Aim – Gather each line of the entries below that includes "трансферты".

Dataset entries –

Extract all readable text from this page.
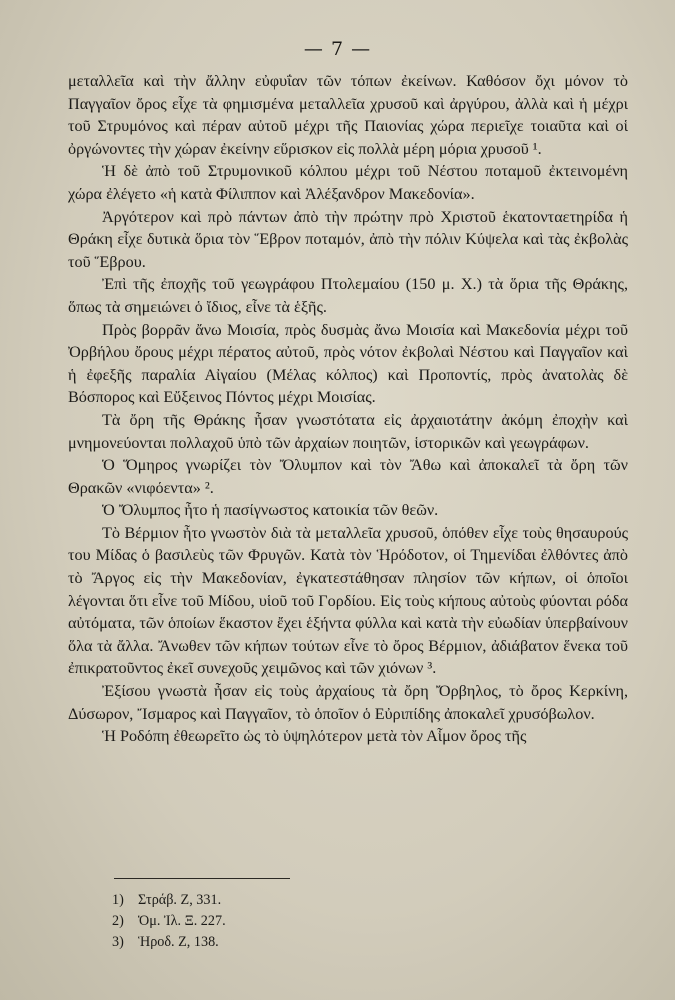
— 7 —

μεταλλεῖα καὶ τὴν ἄλλην εὐφυΐαν τῶν τόπων ἐκείνων. Καθόσον ὄχι μόνον τὸ Παγγαῖον ὄρος εἶχε τὰ φημισμένα μεταλλεῖα χρυσοῦ καὶ ἀργύρου, ἀλλὰ καὶ ἡ μέχρι τοῦ Στρυμόνος καὶ πέραν αὐτοῦ μέχρι τῆς Παιονίας χώρα περιεῖχε τοιαῦτα καὶ οἱ ὀργώνοντες τὴν χώραν ἐκείνην εὕρισκον εἰς πολλὰ μέρη μόρια χρυσοῦ ¹.

Ἡ δὲ ἀπὸ τοῦ Στρυμονικοῦ κόλπου μέχρι τοῦ Νέστου ποταμοῦ ἐκτεινομένη χώρα ἐλέγετο «ἡ κατὰ Φίλιππον καὶ Ἀλέξανδρον Μακεδονία».

Ἀργότερον καὶ πρὸ πάντων ἀπὸ τὴν πρώτην πρὸ Χριστοῦ ἑκατονταετηρίδα ἡ Θράκη εἶχε δυτικὰ ὅρια τὸν Ἕβρον ποταμόν, ἀπὸ τὴν πόλιν Κύψελα καὶ τὰς ἐκβολὰς τοῦ Ἕβρου.

Ἐπὶ τῆς ἐποχῆς τοῦ γεωγράφου Πτολεμαίου (150 μ. Χ.) τὰ ὅρια τῆς Θράκης, ὅπως τὰ σημειώνει ὁ ἴδιος, εἶνε τὰ ἑξῆς.

Πρὸς βορρᾶν ἄνω Μοισία, πρὸς δυσμὰς ἄνω Μοισία καὶ Μακεδονία μέχρι τοῦ Ὀρβήλου ὄρους μέχρι πέρατος αὐτοῦ, πρὸς νότον ἐκβολαὶ Νέστου καὶ Παγγαῖον καὶ ἡ ἐφεξῆς παραλία Αἰγαίου (Μέλας κόλπος) καὶ Προποντίς, πρὸς ἀνατολὰς δὲ Βόσπορος καὶ Εὔξεινος Πόντος μέχρι Μοισίας.

Τὰ ὄρη τῆς Θράκης ἦσαν γνωστότατα εἰς ἀρχαιοτάτην ἀκόμη ἐποχὴν καὶ μνημονεύονται πολλαχοῦ ὑπὸ τῶν ἀρχαίων ποιητῶν, ἱστορικῶν καὶ γεωγράφων.

Ὁ Ὅμηρος γνωρίζει τὸν Ὄλυμπον καὶ τὸν Ἄθω καὶ ἀποκαλεῖ τὰ ὄρη τῶν Θρακῶν «νιφόεντα» ².

Ὁ Ὄλυμπος ἦτο ἡ πασίγνωστος κατοικία τῶν θεῶν.

Τὸ Βέρμιον ἦτο γνωστὸν διὰ τὰ μεταλλεῖα χρυσοῦ, ὁπόθεν εἶχε τοὺς θησαυρούς του Μίδας ὁ βασιλεὺς τῶν Φρυγῶν. Κατὰ τὸν Ἡρόδοτον, οἱ Τημενίδαι ἐλθόντες ἀπὸ τὸ Ἄργος εἰς τὴν Μακεδονίαν, ἐγκατεστάθησαν πλησίον τῶν κήπων, οἱ ὁποῖοι λέγονται ὅτι εἶνε τοῦ Μίδου, υἱοῦ τοῦ Γορδίου. Εἰς τοὺς κήπους αὐτοὺς φύονται ρόδα αὐτόματα, τῶν ὁποίων ἕκαστον ἔχει ἑξήντα φύλλα καὶ κατὰ τὴν εὐωδίαν ὑπερβαίνουν ὅλα τὰ ἄλλα. Ἄνωθεν τῶν κήπων τούτων εἶνε τὸ ὄρος Βέρμιον, ἀδιάβατον ἕνεκα τοῦ ἐπικρατοῦντος ἐκεῖ συνεχοῦς χειμῶνος καὶ τῶν χιόνων ³.

Ἐξίσου γνωστὰ ἦσαν εἰς τοὺς ἀρχαίους τὰ ὄρη Ὄρβηλος, τὸ ὄρος Κερκίνη, Δύσωρον, Ἴσμαρος καὶ Παγγαῖον, τὸ ὁποῖον ὁ Εὐριπίδης ἀποκαλεῖ χρυσόβωλον.

Ἡ Ροδόπη ἐθεωρεῖτο ὡς τὸ ὑψηλότερον μετὰ τὸν Αἷμον ὄρος τῆς

1) Στράβ. Ζ, 331.
2) Ὁμ. Ἰλ. Ξ. 227.
3) Ἡροδ. Ζ, 138.
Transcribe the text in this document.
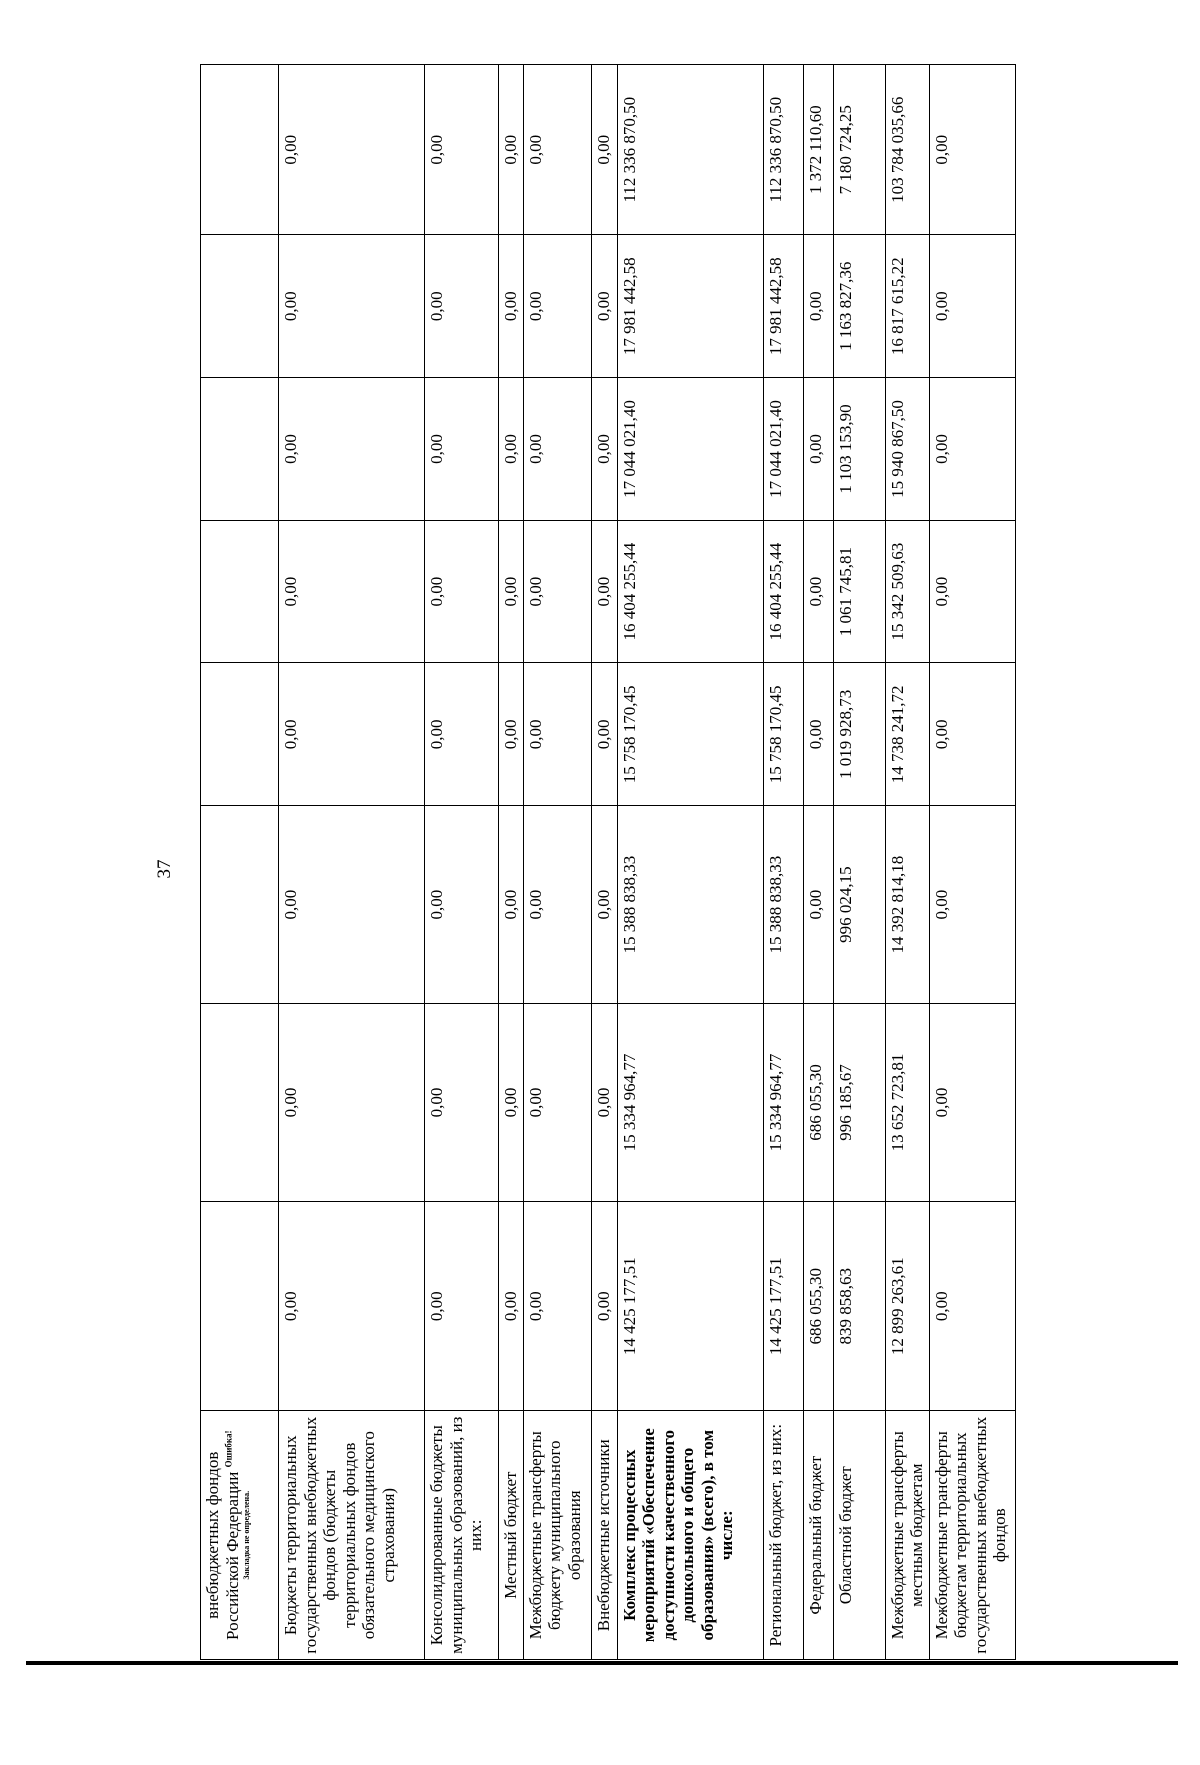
37
внебюджетных фондов Российской Федерации $^{Ошибка!}$
Закладка не определена.								

Бюджеты территориальных государственных внебюджетных фондов (бюджеты территориальных фондов обязательного медицинского страхования)	0,00	0,00	0,00	0,00	0,00	0,00	0,00	0,00
Консолидированные бюджеты муниципальных образований, из них:	0,00	0,00	0,00	0,00	0,00	0,00	0,00	0,00
Местный бюджет	0,00	0,00	0,00	0,00	0,00	0,00	0,00	0,00
Межбюджетные трансферты бюджету муниципального образования	0,00	0,00	0,00	0,00	0,00	0,00	0,00	0,00
Внебюджетные источники	0,00	0,00	0,00	0,00	0,00	0,00	0,00	0,00
Комплекс процессных мероприятий «Обеспечение доступности качественного дошкольного и общего образования» (всего), в том числе:	14 425 177,51	15 334 964,77	15 388 838,33	15 758 170,45	16 404 255,44	17 044 021,40	17 981 442,58	112 336 870,50
Региональный бюджет, из них:	14 425 177,51	15 334 964,77	15 388 838,33	15 758 170,45	16 404 255,44	17 044 021,40	17 981 442,58	112 336 870,50
Федеральный бюджет	686 055,30	686 055,30	0,00	0,00	0,00	0,00	0,00	1 372 110,60
Областной бюджет	839 858,63	996 185,67	996 024,15	1 019 928,73	1 061 745,81	1 103 153,90	1 163 827,36	7 180 724,25
Межбюджетные трансферты местным бюджетам	12 899 263,61	13 652 723,81	14 392 814,18	14 738 241,72	15 342 509,63	15 940 867,50	16 817 615,22	103 784 035,66
Межбюджетные трансферты бюджетам территориальных государственных внебюджетных фондов	0,00	0,00	0,00	0,00	0,00	0,00	0,00	0,00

Output for this exercise –
Межбюджетные трансферты бюджету муниципального образования	0,00	0,00	0,00	0,00	0,00	0,00	0,00	0,00
Межбюджетные трансферты местным бюджетам	12 899 263,61	13 652 723,81	14 392 814,18	14 738 241,72	15 342 509,63	15 940 867,50	16 817 615,22	103 784 035,66
Межбюджетные трансферты бюджетам территориальных государственных внебюджетных фондов	0,00	0,00	0,00	0,00	0,00	0,00	0,00	0,00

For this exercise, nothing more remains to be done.